GOAL OF THE EXERCISE »
For this exercise, copy out each line of the material below that includes "ylabel".

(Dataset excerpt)
------------------------------------------------
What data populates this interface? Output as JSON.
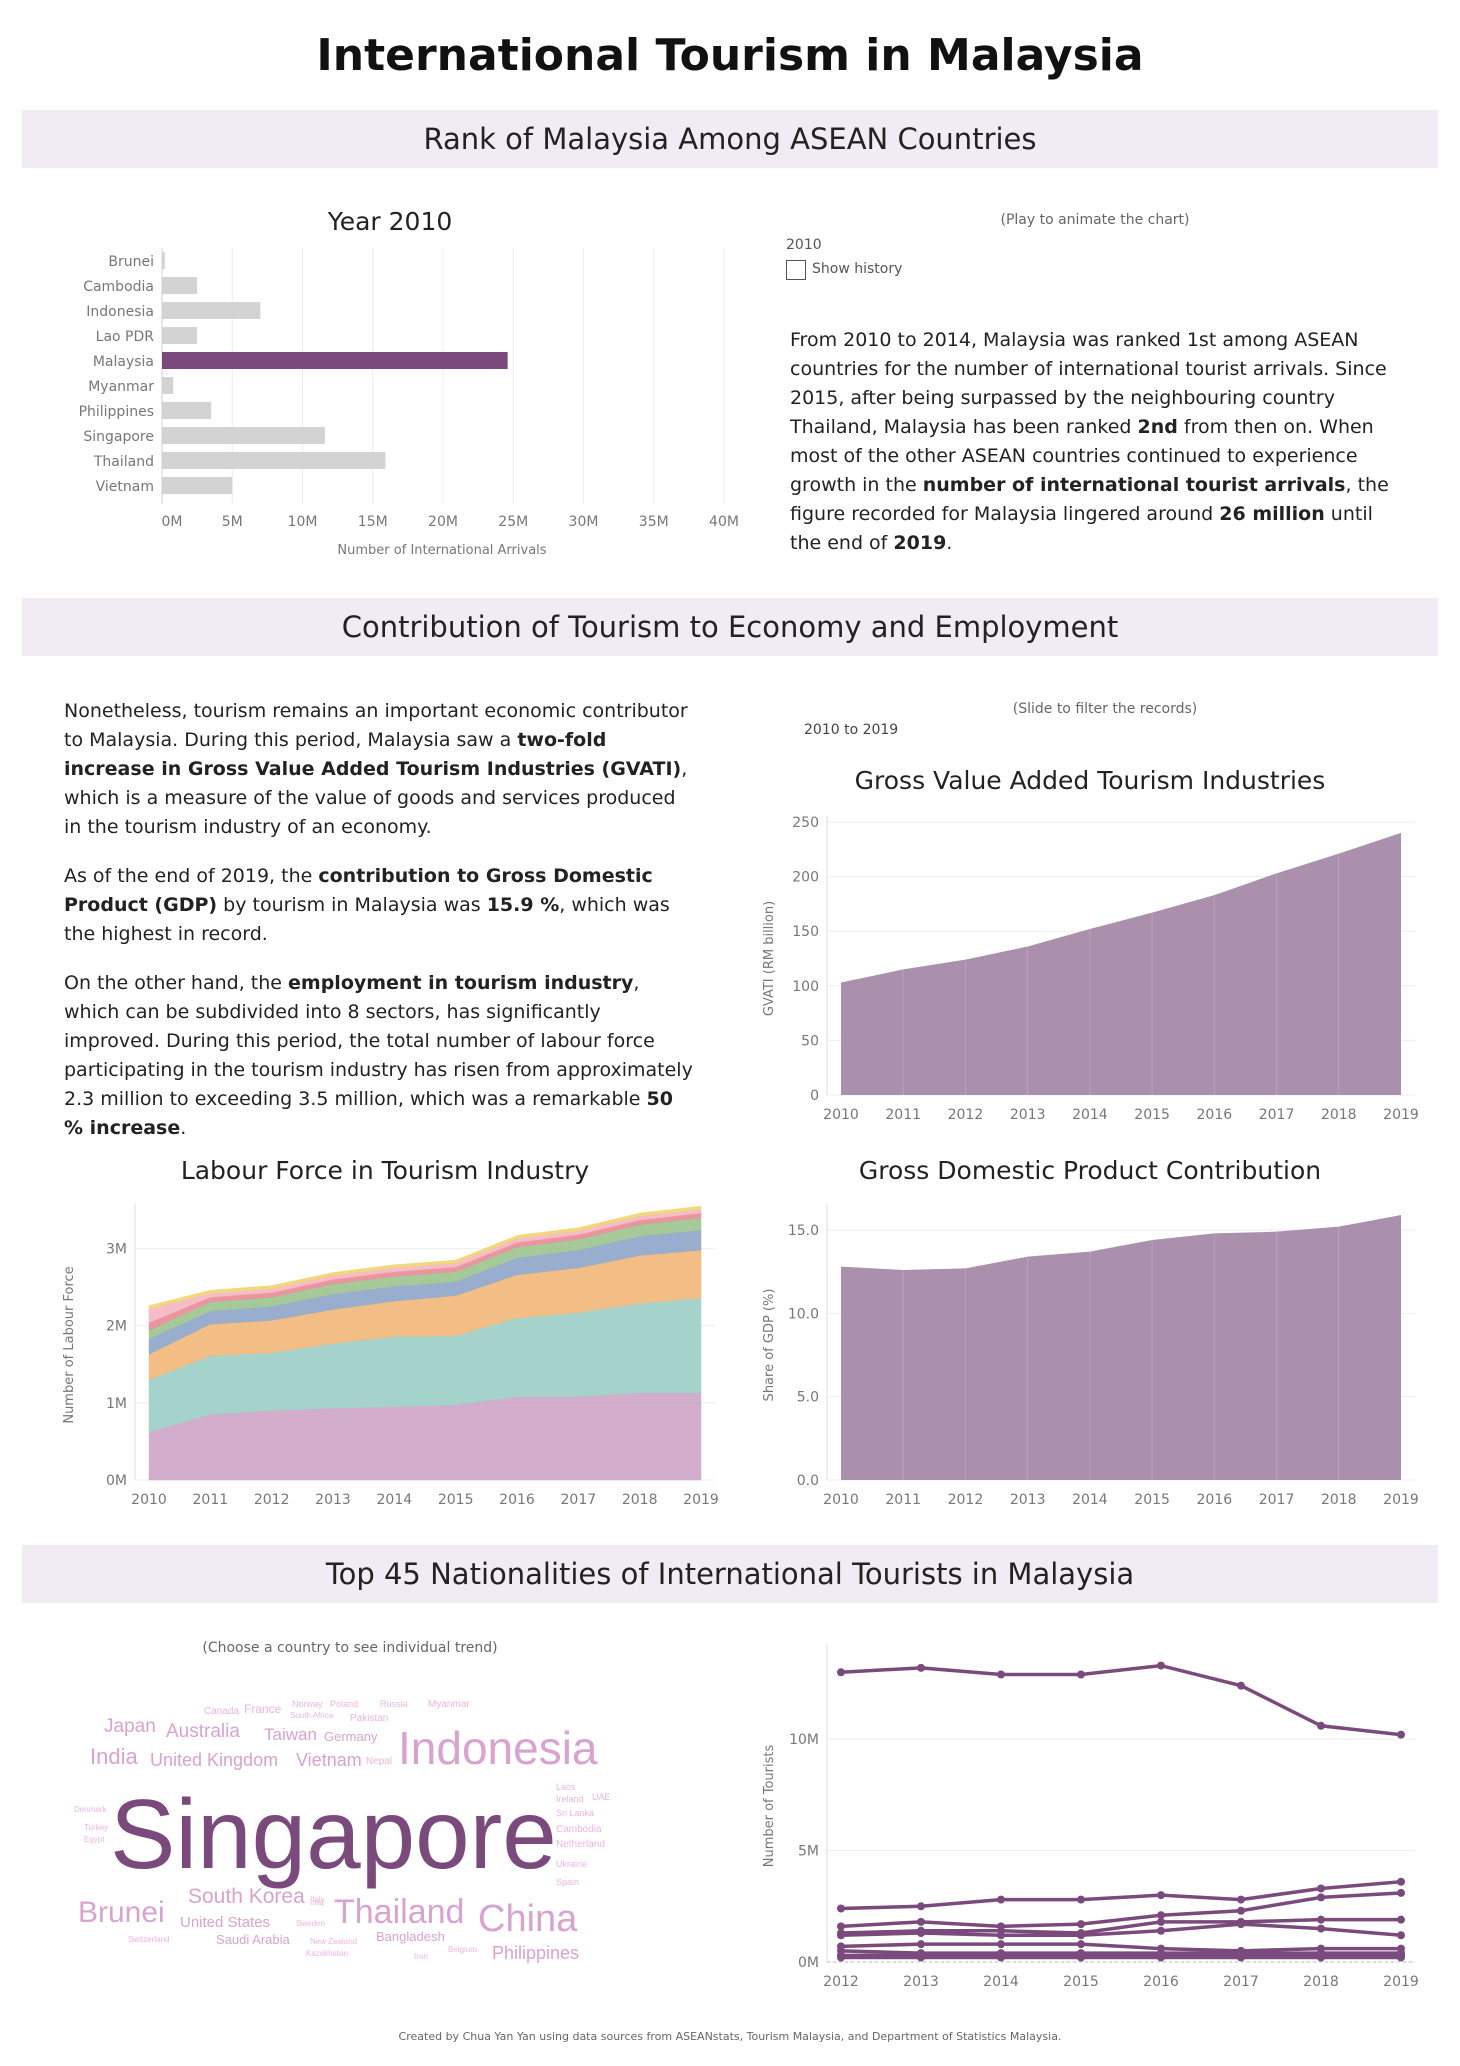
{
  "page_title": "International Tourism in Malaysia",
  "sections": {
    "rank": "Rank of Malaysia Among ASEAN Countries",
    "economy": "Contribution of Tourism to Economy and Employment",
    "nationalities": "Top 45 Nationalities of International Tourists in Malaysia"
  },
  "rank_panel": {
    "play_hint": "(Play to animate the chart)",
    "year_value": "2010",
    "show_history_label": "Show history",
    "paragraph_html": "From 2010 to 2014, Malaysia was ranked 1st among ASEAN countries for the number of international tourist arrivals. Since 2015, after being surpassed by the neighbouring country Thailand, Malaysia has been ranked <b>2nd</b> from then on. When most of the other ASEAN countries continued to experience growth in the <b>number of international tourist arrivals</b>, the figure recorded for Malaysia lingered around <b>26 million</b> until the end of <b>2019</b>."
  },
  "economy_panel": {
    "slider_hint": "(Slide to filter the records)",
    "range_value": "2010 to 2019",
    "paragraphs_html": [
      "Nonetheless, tourism remains an important economic contributor to Malaysia. During this period, Malaysia saw a <b>two-fold increase in Gross Value Added Tourism Industries (GVATI)</b>, which is a measure of the value of goods and services produced in the tourism industry of an economy.",
      "As of the end of 2019, the <b>contribution to Gross Domestic Product (GDP)</b> by tourism in Malaysia was <b>15.9 %</b>, which was the highest in record.",
      "On the other hand, the <b>employment in tourism industry</b>, which can be subdivided into 8 sectors, has significantly improved. During this period, the total number of labour force participating in the tourism industry has risen from approximately 2.3 million to exceeding 3.5 million, which was a remarkable <b>50 % increase</b>."
    ]
  },
  "wordcloud": {
    "hint": "(Choose a country to see individual trend)",
    "words": [
      "Singapore",
      "Indonesia",
      "China",
      "Thailand",
      "Brunei",
      "South Korea",
      "India",
      "United Kingdom",
      "Vietnam",
      "Japan",
      "Australia",
      "Taiwan",
      "Germany",
      "Philippines",
      "United States",
      "Saudi Arabia",
      "Bangladesh",
      "Canada",
      "France",
      "Norway",
      "Poland",
      "South Africa",
      "Pakistan",
      "Russia",
      "Myanmar",
      "Nepal",
      "Laos",
      "Ireland",
      "UAE",
      "Sri Lanka",
      "Cambodia",
      "Netherland",
      "Ukraine",
      "Spain",
      "Italy",
      "Denmark",
      "Turkey",
      "Egypt",
      "Iraq",
      "Sweden",
      "Switzerland",
      "New Zealand",
      "Kazakhstan",
      "Belgium",
      "Iran"
    ]
  },
  "footer": "Created by Chua Yan Yan using data sources from ASEANstats, Tourism Malaysia, and Department of Statistics Malaysia.",
  "colors": {
    "accent": "#7b4a7d",
    "area": "#a58aa8",
    "bar_grey": "#d3d3d3",
    "band": "#f1ebf3"
  },
  "chart_data": [
    {
      "id": "arrivals",
      "type": "bar",
      "title": "Year 2010",
      "xlabel": "Number of International Arrivals",
      "ylabel": "",
      "categories": [
        "Brunei",
        "Cambodia",
        "Indonesia",
        "Lao PDR",
        "Malaysia",
        "Myanmar",
        "Philippines",
        "Singapore",
        "Thailand",
        "Vietnam"
      ],
      "values": [
        0.2,
        2.5,
        7.0,
        2.5,
        24.6,
        0.8,
        3.5,
        11.6,
        15.9,
        5.0
      ],
      "highlight": "Malaysia",
      "xlim": [
        0,
        40
      ],
      "xticks": [
        "0M",
        "5M",
        "10M",
        "15M",
        "20M",
        "25M",
        "30M",
        "35M",
        "40M"
      ],
      "grid": true
    },
    {
      "id": "gvati",
      "type": "area",
      "title": "Gross Value Added Tourism Industries",
      "xlabel": "",
      "ylabel": "GVATI (RM billion)",
      "x": [
        2010,
        2011,
        2012,
        2013,
        2014,
        2015,
        2016,
        2017,
        2018,
        2019
      ],
      "values": [
        103,
        115,
        124,
        136,
        152,
        167,
        183,
        203,
        221,
        240
      ],
      "ylim": [
        0,
        250
      ],
      "yticks": [
        0,
        50,
        100,
        150,
        200,
        250
      ],
      "grid": true
    },
    {
      "id": "labour",
      "type": "area",
      "stacked": true,
      "title": "Labour Force in Tourism Industry",
      "xlabel": "",
      "ylabel": "Number of Labour Force",
      "x": [
        2010,
        2011,
        2012,
        2013,
        2014,
        2015,
        2016,
        2017,
        2018,
        2019
      ],
      "ylim": [
        0,
        3.5
      ],
      "yticks": [
        "0M",
        "1M",
        "2M",
        "3M"
      ],
      "series": [
        {
          "color": "#cfa5c7",
          "values": [
            0.62,
            0.85,
            0.9,
            0.93,
            0.95,
            0.97,
            1.08,
            1.08,
            1.13,
            1.13
          ]
        },
        {
          "color": "#9ccfc7",
          "values": [
            0.68,
            0.76,
            0.75,
            0.84,
            0.91,
            0.9,
            1.02,
            1.09,
            1.16,
            1.23
          ]
        },
        {
          "color": "#f2b878",
          "values": [
            0.33,
            0.41,
            0.42,
            0.44,
            0.46,
            0.52,
            0.56,
            0.58,
            0.62,
            0.62
          ]
        },
        {
          "color": "#8ea6c9",
          "values": [
            0.2,
            0.17,
            0.18,
            0.2,
            0.19,
            0.18,
            0.22,
            0.23,
            0.25,
            0.26
          ]
        },
        {
          "color": "#9dc48f",
          "values": [
            0.11,
            0.12,
            0.12,
            0.13,
            0.13,
            0.13,
            0.14,
            0.14,
            0.15,
            0.16
          ]
        },
        {
          "color": "#e98b95",
          "values": [
            0.1,
            0.06,
            0.06,
            0.06,
            0.06,
            0.06,
            0.06,
            0.06,
            0.06,
            0.06
          ]
        },
        {
          "color": "#f4b6c2",
          "values": [
            0.18,
            0.05,
            0.05,
            0.05,
            0.05,
            0.05,
            0.05,
            0.05,
            0.05,
            0.05
          ]
        },
        {
          "color": "#f0d46e",
          "values": [
            0.04,
            0.04,
            0.04,
            0.04,
            0.04,
            0.04,
            0.04,
            0.04,
            0.04,
            0.04
          ]
        }
      ],
      "grid": true
    },
    {
      "id": "gdp",
      "type": "area",
      "title": "Gross Domestic Product Contribution",
      "xlabel": "",
      "ylabel": "Share of GDP (%)",
      "x": [
        2010,
        2011,
        2012,
        2013,
        2014,
        2015,
        2016,
        2017,
        2018,
        2019
      ],
      "values": [
        12.8,
        12.6,
        12.7,
        13.4,
        13.7,
        14.4,
        14.8,
        14.9,
        15.2,
        15.9
      ],
      "ylim": [
        0,
        16.2
      ],
      "yticks": [
        "0.0",
        "5.0",
        "10.0",
        "15.0"
      ],
      "grid": true
    },
    {
      "id": "nationalities",
      "type": "line",
      "title": "",
      "xlabel": "",
      "ylabel": "Number of Tourists",
      "x": [
        2012,
        2013,
        2014,
        2015,
        2016,
        2017,
        2018,
        2019
      ],
      "ylim": [
        0,
        14
      ],
      "yticks": [
        "0M",
        "5M",
        "10M"
      ],
      "series": [
        {
          "values": [
            13.0,
            13.2,
            12.9,
            12.9,
            13.3,
            12.4,
            10.6,
            10.2
          ]
        },
        {
          "values": [
            2.4,
            2.5,
            2.8,
            2.8,
            3.0,
            2.8,
            3.3,
            3.6
          ]
        },
        {
          "values": [
            1.6,
            1.8,
            1.6,
            1.7,
            2.1,
            2.3,
            2.9,
            3.1
          ]
        },
        {
          "values": [
            1.3,
            1.4,
            1.4,
            1.3,
            1.8,
            1.8,
            1.9,
            1.9
          ]
        },
        {
          "values": [
            1.2,
            1.3,
            1.2,
            1.2,
            1.4,
            1.7,
            1.5,
            1.2
          ]
        },
        {
          "values": [
            0.7,
            0.8,
            0.8,
            0.8,
            0.6,
            0.5,
            0.6,
            0.6
          ]
        },
        {
          "values": [
            0.5,
            0.4,
            0.4,
            0.4,
            0.4,
            0.4,
            0.4,
            0.4
          ]
        },
        {
          "values": [
            0.3,
            0.3,
            0.3,
            0.3,
            0.3,
            0.3,
            0.3,
            0.3
          ]
        },
        {
          "values": [
            0.2,
            0.2,
            0.2,
            0.2,
            0.2,
            0.2,
            0.2,
            0.2
          ]
        }
      ],
      "grid": true
    }
  ]
}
------------------------------------------------
THE REPLY »
      "ylabel": "",
      "ylabel": "GVATI (RM billion)",
      "ylabel": "Number of Labour Force",
      "ylabel": "Share of GDP (%)",
      "ylabel": "Number of Tourists",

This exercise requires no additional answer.